◆ **What is asked**
Your task is to transcribe all of the data below exactly, omitting the images.

Data entries:

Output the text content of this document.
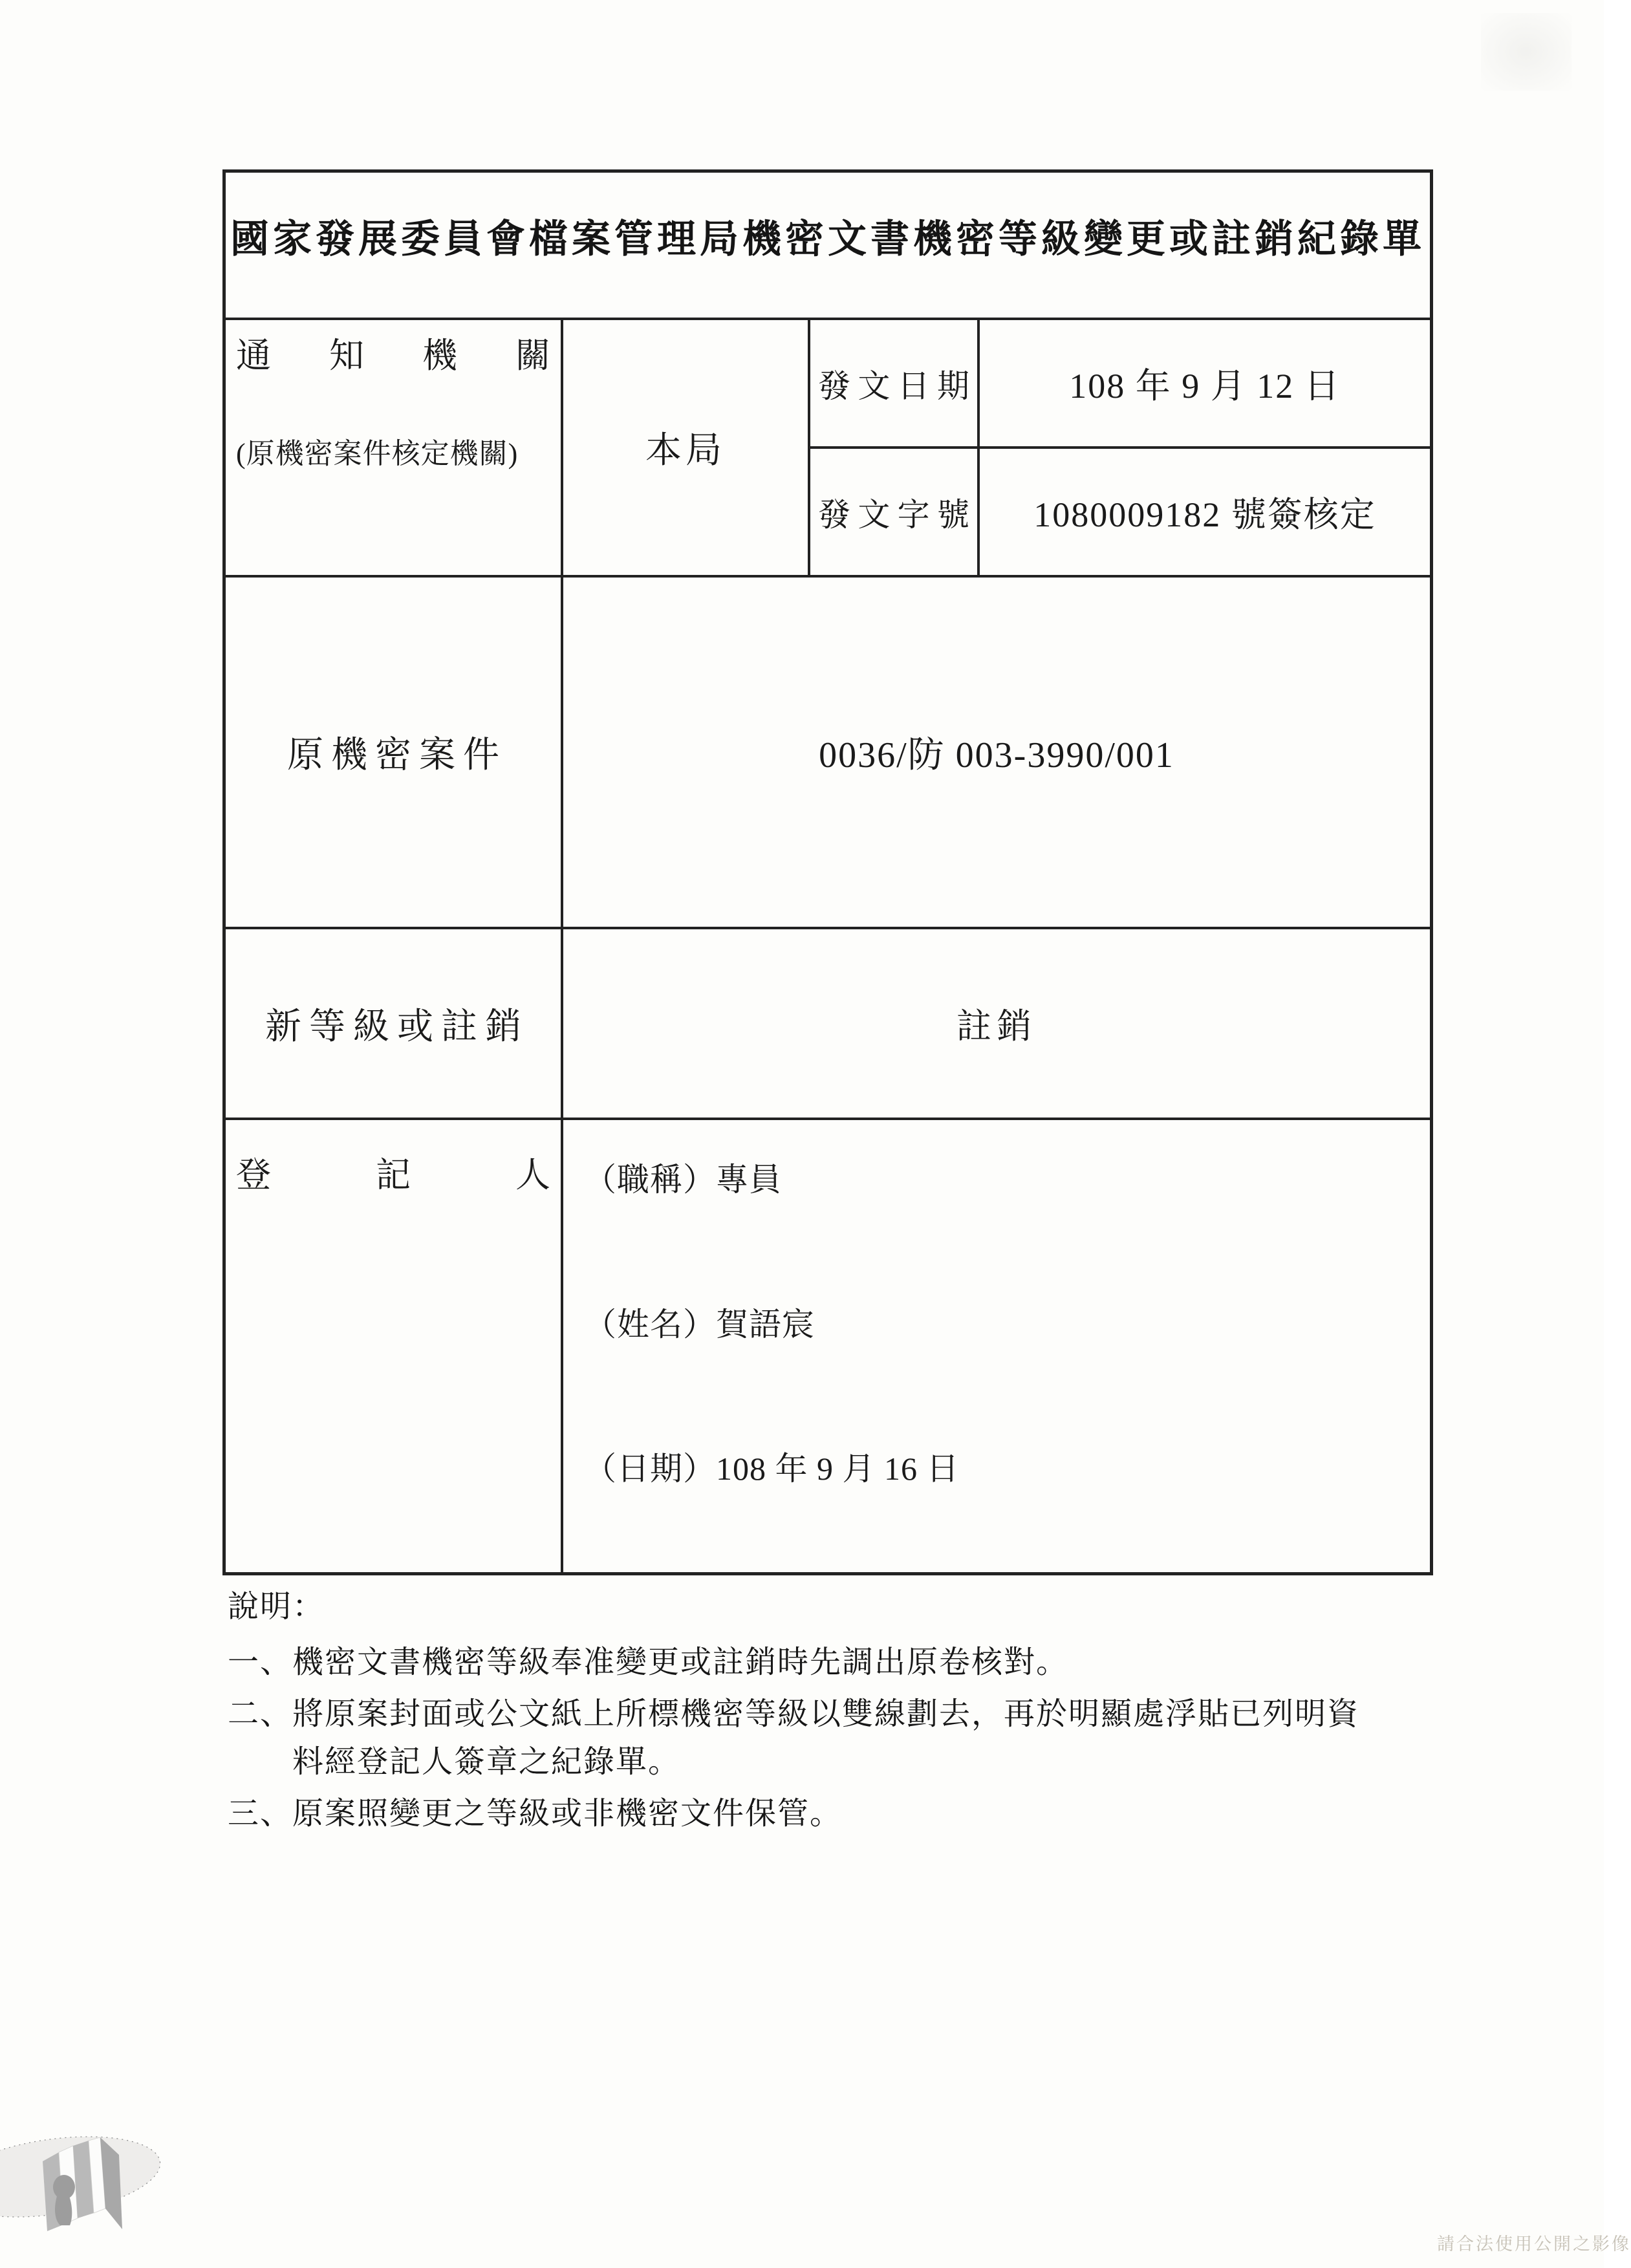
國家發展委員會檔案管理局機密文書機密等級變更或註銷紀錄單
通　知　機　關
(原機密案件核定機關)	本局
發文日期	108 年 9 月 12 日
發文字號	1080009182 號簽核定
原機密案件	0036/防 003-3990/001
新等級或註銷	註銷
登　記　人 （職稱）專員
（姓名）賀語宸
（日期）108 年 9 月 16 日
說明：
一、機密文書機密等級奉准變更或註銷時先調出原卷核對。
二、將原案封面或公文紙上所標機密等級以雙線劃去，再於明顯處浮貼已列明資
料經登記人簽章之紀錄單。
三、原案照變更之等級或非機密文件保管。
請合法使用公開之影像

◆ **Answer to this problem**
Output the text content of this document.
國家發展委員會檔案管理局機密文書機密等級變更或註銷紀錄單
通　知　機　關
(原機密案件核定機關)	本局
發文日期	108 年 9 月 12 日
發文字號	1080009182 號簽核定
原機密案件	0036/防 003-3990/001
新等級或註銷	註銷
登　記　人 （職稱）專員
（姓名）賀語宸
（日期）108 年 9 月 16 日
說明：
一、機密文書機密等級奉准變更或註銷時先調出原卷核對。
二、將原案封面或公文紙上所標機密等級以雙線劃去，再於明顯處浮貼已列明資
料經登記人簽章之紀錄單。
三、原案照變更之等級或非機密文件保管。
請合法使用公開之影像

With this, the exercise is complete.